** Text excerpt follows **
Don Wood, president of the South Whidbey Parks & Recreation District board of commissioners, discusses the district’s field and facility use and user code of conduct policies that outline when and how park property may be used.  - Ben Watanabe / The Record
Don Wood, president of the South Whidbey Parks & Recreation District board of commissioners, discusses the district’s field and facility use and user code of conduct policies that outline when and how park property may be used.
— image credit: Ben Watanabe / The Record

An earlier version of this story incorrectly tied a quote by Parks Director Doug Coutts to facility rental, when it was about a code of conduct violation fine system.

Hoping to avoid any problems like the March trespassing ban on a youth soccer coach, South Whidbey Parks & Recreation District commissioners approved new field use and code of conduct policies this past Thursday.

Adopting a parks and facilities user code of conduct creates a foundation for the district to enforce its rules. Back in late February, youth soccer coach Terry Swanson was banned for one year after he ignored staff instruction and used a closed field for informal training with high school soccer athletes. The district lacked set policy about how he should be punished, though commissioners did have the authority to uphold or lift — the unanimous choice of the commissioners — a one-year penalty issued by the Island County Sheriff’s Office.

“I need to have the tools to enforce the rules,” said Tom Fallon, the parks district’s facility and grounds supervisor.

The code lays out violations and their accompanying punishments on a three-step scale. Several offenses result first in a warning, and are followed by a 24-hour or a 30-day ban, depending on the severity of the violation. Smaller transgressions like urinating on a field or smoking within 25 feet of a building or a playground would only constitute warnings. Potentially dangerous misdeeds, such as possessing fireworks, carry 30-day bans outright.
** End of Text excerpt **
▶ _Exercise instructions_:
1. Translate this sentence from the parks district article into Spanish: "“I need to have the tools to enforce the rules,” said Tom Fallon, the parks district’s facility and grounds supervisor."
2. Turn the paragraph of the parks district article beginning "The code lays out violations" into a short bulleted list that keeps its main facts.
3. Write the next paragraph of the parks district article, picking up after its final sentence.
The records that follow are not needed for any of this work.
** Records supplied follows **
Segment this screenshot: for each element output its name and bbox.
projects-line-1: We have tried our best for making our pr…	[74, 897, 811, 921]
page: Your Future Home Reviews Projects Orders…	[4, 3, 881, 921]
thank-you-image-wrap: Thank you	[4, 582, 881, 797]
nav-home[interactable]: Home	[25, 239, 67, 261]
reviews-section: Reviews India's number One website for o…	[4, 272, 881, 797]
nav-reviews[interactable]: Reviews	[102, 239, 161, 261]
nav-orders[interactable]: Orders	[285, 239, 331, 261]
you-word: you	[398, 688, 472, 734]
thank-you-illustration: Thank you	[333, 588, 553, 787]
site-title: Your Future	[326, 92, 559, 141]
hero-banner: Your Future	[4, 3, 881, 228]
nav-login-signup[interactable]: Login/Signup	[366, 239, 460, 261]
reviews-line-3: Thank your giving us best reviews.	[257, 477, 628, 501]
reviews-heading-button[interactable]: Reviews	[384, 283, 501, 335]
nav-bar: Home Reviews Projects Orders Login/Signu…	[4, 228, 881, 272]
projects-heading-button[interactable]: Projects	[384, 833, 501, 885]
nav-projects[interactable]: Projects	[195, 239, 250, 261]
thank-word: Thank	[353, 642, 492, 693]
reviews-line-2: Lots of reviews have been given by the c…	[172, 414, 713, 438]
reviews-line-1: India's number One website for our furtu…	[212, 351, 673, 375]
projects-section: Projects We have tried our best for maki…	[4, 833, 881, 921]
** End of Records supplied **
▶ _Task results_:
1. «Necesito tener las herramientas para hacer cumplir las normas», dijo Tom Fallon, supervisor de instalaciones y terrenos del distrito de parques.

2.
- The code sets out violations and their punishments on a three-step scale.
- Several offenses bring a warning first, then a 24-hour or 30-day ban, depending on severity.
- Smaller transgressions, such as urinating on a field or smoking within 25 feet of a building or playground, result only in warnings.
- Potentially dangerous misdeeds, such as possessing fireworks, carry a 30-day ban outright.

3.
Fallon reminded the commissioners of his tasks that often involve enforcing common-sense rules. Recently, he had to clean up paintball splatter and stains at the Community Park playground and found someone had dumped an old pink bathtub and a pair of tires on park district property.

“It’s really hard to go up and tell people not to smoke,” Fallon said. “It’s hard enough to tell people not to drink at birthday parties [in the park].”

Field use carries the general principle set by the board in March that the parks will favor field and facility access over condition. At least one field will be kept open for each field sport — football, soccer, baseball, softball, ultimate — throughout the year. The tipping point is if field conditions become knowingly hazardous to users.

Related to field and facility use, Fallon requested the district look into rental fees for the picnic shelters and other structures.

Parks Director Doug Coutts said the Municipal Research and Services Center recommended he create a rental policy. He said there was concern that letting someone occupy a picnic shelter for a single use, such as a birthday party, could be seen as a gift of public funds because the area essentially becomes private and not public.

“Our picnic shelters and structures are being absolutely pounded,” Fallon said.

The commissioners considered implementing a fine system with the code of conduct. But Coutts said he was advised by MRSC to research if other districts had such a policy or program.

“I don’t think there’s anybody doing it at this time,” he said.

The idea of holding a deposit check to encourage cleanup of the area was proposed as a compromise between the two issues.

For all the bluster of the past few public parks district meetings, Thursday’s was quiet. One public comment was submitted by Molly MacLeod-Roberts, who applauded the district working with user groups to create a filled-out schedule of field and facility use.

“It sounds like you’ve come up with a sound policy,” she said.